▶ Written problem: Read the records below and copy each line that contains "object".

Stored data start

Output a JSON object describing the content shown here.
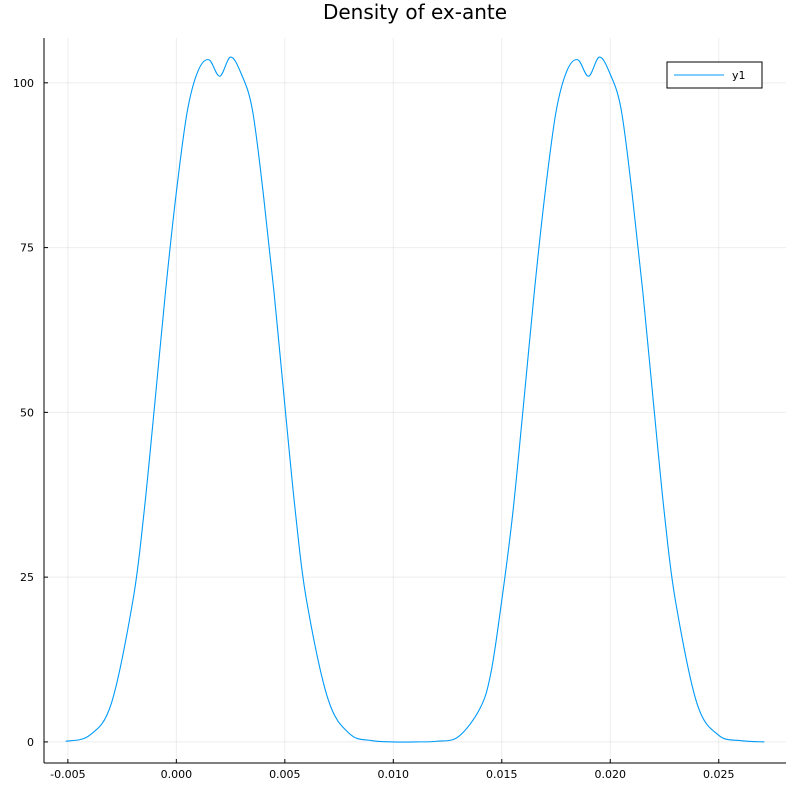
{
  "chart_data": {
    "type": "line",
    "title": "Density of ex-ante",
    "xlabel": "",
    "ylabel": "",
    "xlim": [
      -0.0061,
      0.0281
    ],
    "ylim": [
      -3.2,
      106.8
    ],
    "grid": true,
    "legend_position": "top-right",
    "x_ticks": [
      -0.005,
      0.0,
      0.005,
      0.01,
      0.015,
      0.02,
      0.025
    ],
    "x_tick_labels": [
      "-0.005",
      "0.000",
      "0.005",
      "0.010",
      "0.015",
      "0.020",
      "0.025"
    ],
    "y_ticks": [
      0,
      25,
      50,
      75,
      100
    ],
    "y_tick_labels": [
      "0",
      "25",
      "50",
      "75",
      "100"
    ],
    "series": [
      {
        "name": "y1",
        "color": "#009af9",
        "x": [
          -0.0051,
          -0.004,
          -0.003,
          -0.002,
          -0.0015,
          -0.001,
          -0.0005,
          0.0,
          0.0005,
          0.001,
          0.0015,
          0.002,
          0.0025,
          0.003,
          0.0035,
          0.004,
          0.0045,
          0.005,
          0.0055,
          0.006,
          0.007,
          0.008,
          0.009,
          0.01,
          0.011,
          0.012,
          0.013,
          0.014,
          0.0145,
          0.015,
          0.0155,
          0.016,
          0.0165,
          0.017,
          0.0175,
          0.018,
          0.0185,
          0.019,
          0.0195,
          0.02,
          0.0205,
          0.021,
          0.0215,
          0.022,
          0.0225,
          0.023,
          0.024,
          0.025,
          0.026,
          0.0271
        ],
        "y": [
          0.1,
          1.0,
          5.8,
          21.5,
          34.5,
          51.1,
          68.3,
          83.4,
          95.6,
          101.8,
          103.5,
          101.0,
          103.9,
          101.3,
          96.0,
          83.4,
          68.3,
          51.1,
          34.5,
          21.5,
          6.4,
          1.2,
          0.2,
          0.0,
          0.0,
          0.1,
          0.8,
          5.1,
          10.5,
          21.5,
          34.5,
          51.1,
          68.3,
          83.4,
          95.6,
          101.8,
          103.5,
          101.0,
          103.9,
          101.3,
          96.0,
          83.4,
          68.3,
          51.1,
          34.5,
          21.5,
          5.8,
          1.0,
          0.2,
          0.0
        ]
      }
    ]
  }
}
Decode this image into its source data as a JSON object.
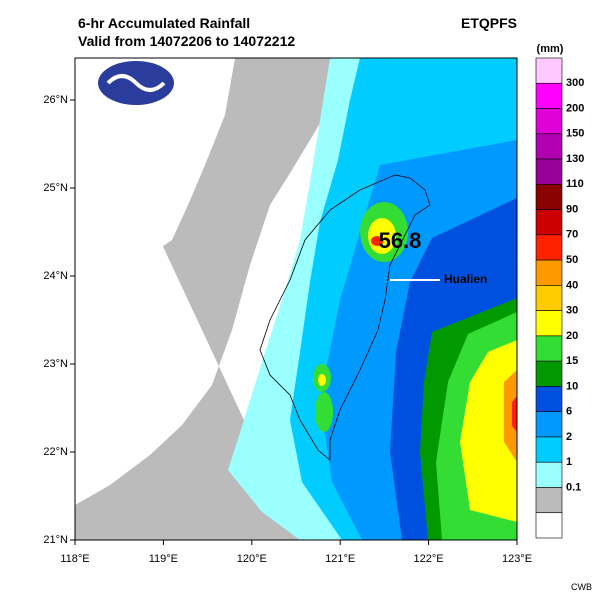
{
  "header": {
    "title": "6-hr Accumulated Rainfall",
    "subtitle": "Valid from 14072206 to 14072212",
    "product": "ETQPFS"
  },
  "map": {
    "lat_labels": [
      "26°N",
      "25°N",
      "24°N",
      "23°N",
      "22°N",
      "21°N"
    ],
    "lon_labels": [
      "118°E",
      "119°E",
      "120°E",
      "121°E",
      "122°E",
      "123°E"
    ],
    "max_value": "56.8",
    "station": "Hualien"
  },
  "legend": {
    "unit": "(mm)",
    "levels": [
      "300",
      "200",
      "150",
      "130",
      "110",
      "90",
      "70",
      "50",
      "40",
      "30",
      "20",
      "15",
      "10",
      "6",
      "2",
      "1",
      "0.1"
    ],
    "colors": [
      "#ffc8ff",
      "#ff00ff",
      "#e000d8",
      "#b000b0",
      "#990099",
      "#8b0000",
      "#cc0000",
      "#ff2200",
      "#ff9900",
      "#ffcc00",
      "#ffff00",
      "#33dd33",
      "#009900",
      "#0050e0",
      "#0099ff",
      "#00ccff",
      "#99ffff",
      "#bbbbbb",
      "#ffffff"
    ]
  },
  "footer": {
    "credit": "CWB"
  }
}
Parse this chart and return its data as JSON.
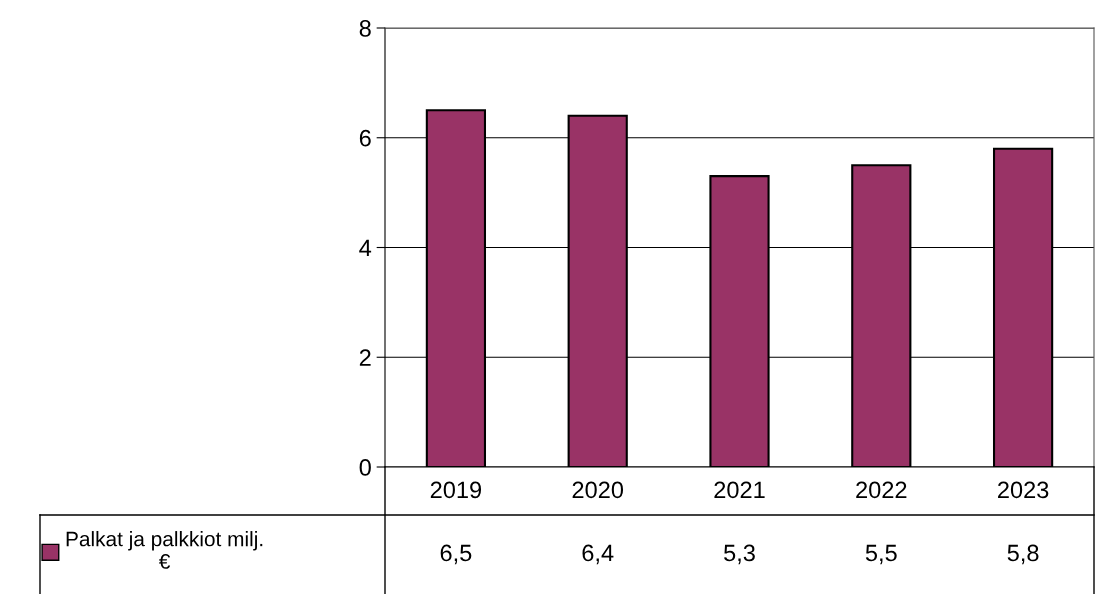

Stored data end

▶ Reply:
Output a JSON object describing the content shown here.
Decode this image into its source data as a JSON object.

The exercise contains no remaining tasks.